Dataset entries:

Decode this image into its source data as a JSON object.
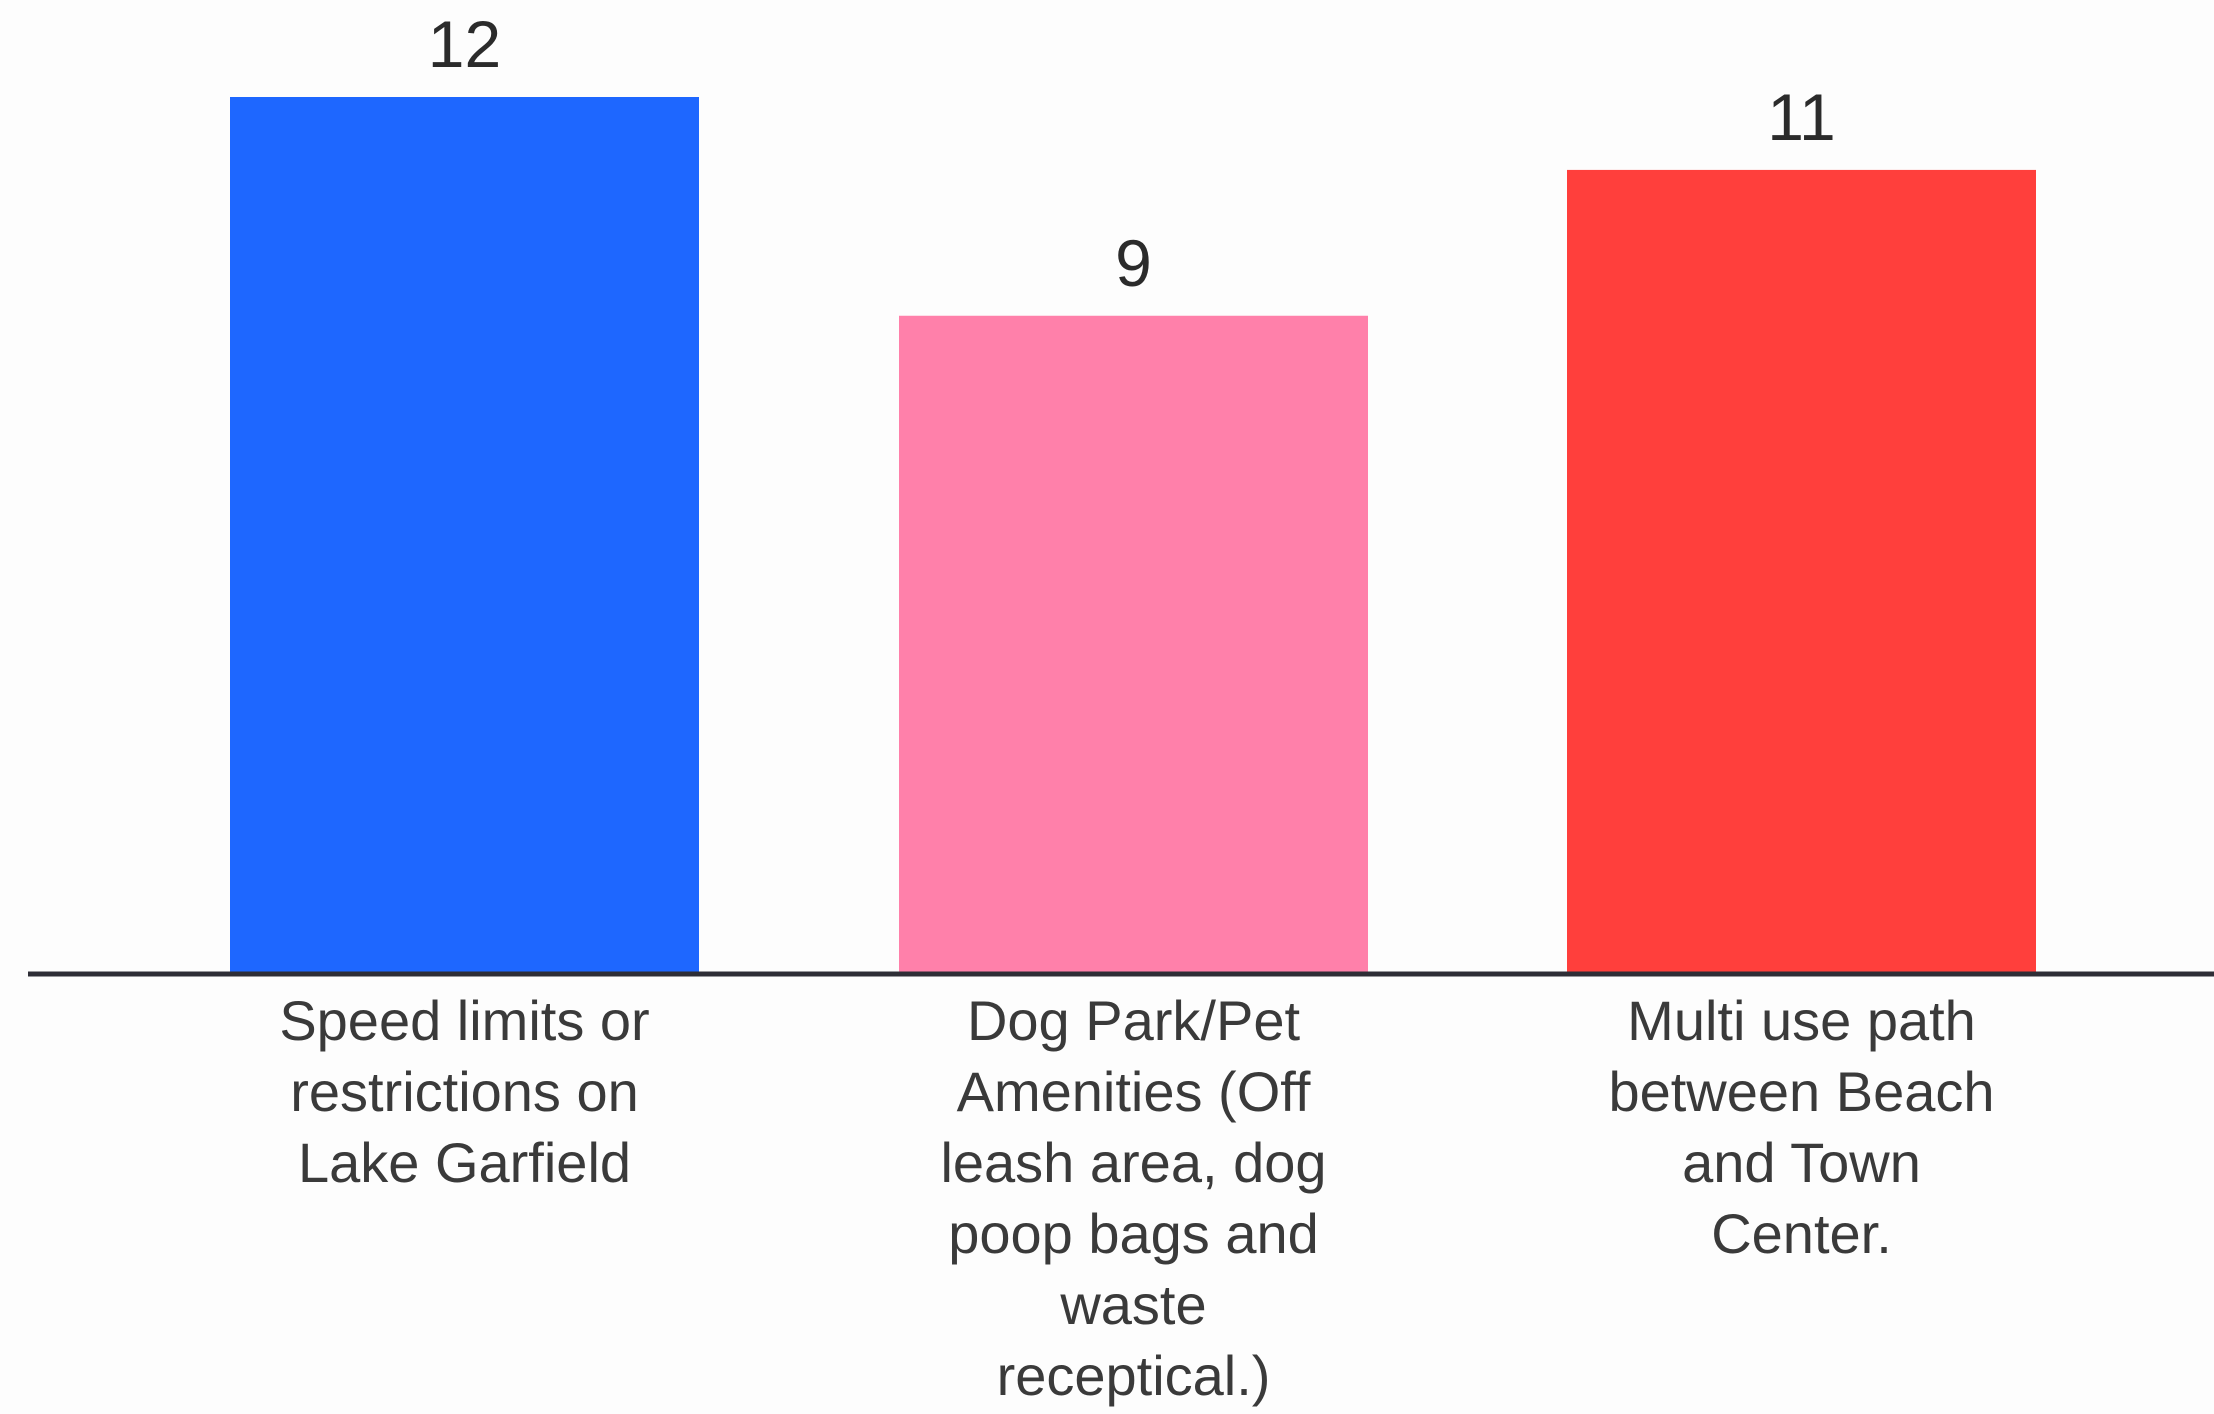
{
  "chart_data": {
    "type": "bar",
    "title": "",
    "xlabel": "",
    "ylabel": "",
    "ylim": [
      0,
      12
    ],
    "grid": false,
    "legend": "none",
    "categories": [
      "Speed limits or restrictions on Lake Garfield",
      "Dog Park/Pet Amenities (Off leash area, dog poop bags and waste receptical.)",
      "Multi use path between Beach and Town Center."
    ],
    "category_lines": [
      [
        "Speed limits or",
        "restrictions on",
        "Lake Garfield"
      ],
      [
        "Dog Park/Pet",
        "Amenities (Off",
        "leash area, dog",
        "poop bags and",
        "waste",
        "receptical.)"
      ],
      [
        "Multi use path",
        "between Beach",
        "and Town",
        "Center."
      ]
    ],
    "values": [
      12,
      9,
      11
    ],
    "colors": [
      "#1e67ff",
      "#ff80aa",
      "#ff3f3c"
    ],
    "value_labels": [
      "12",
      "9",
      "11"
    ]
  }
}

- **SET EXERCISE**: Only the number should be given: how many lines of the data contain the word "Town"?

- **PROBLEM SOLUTION**: 2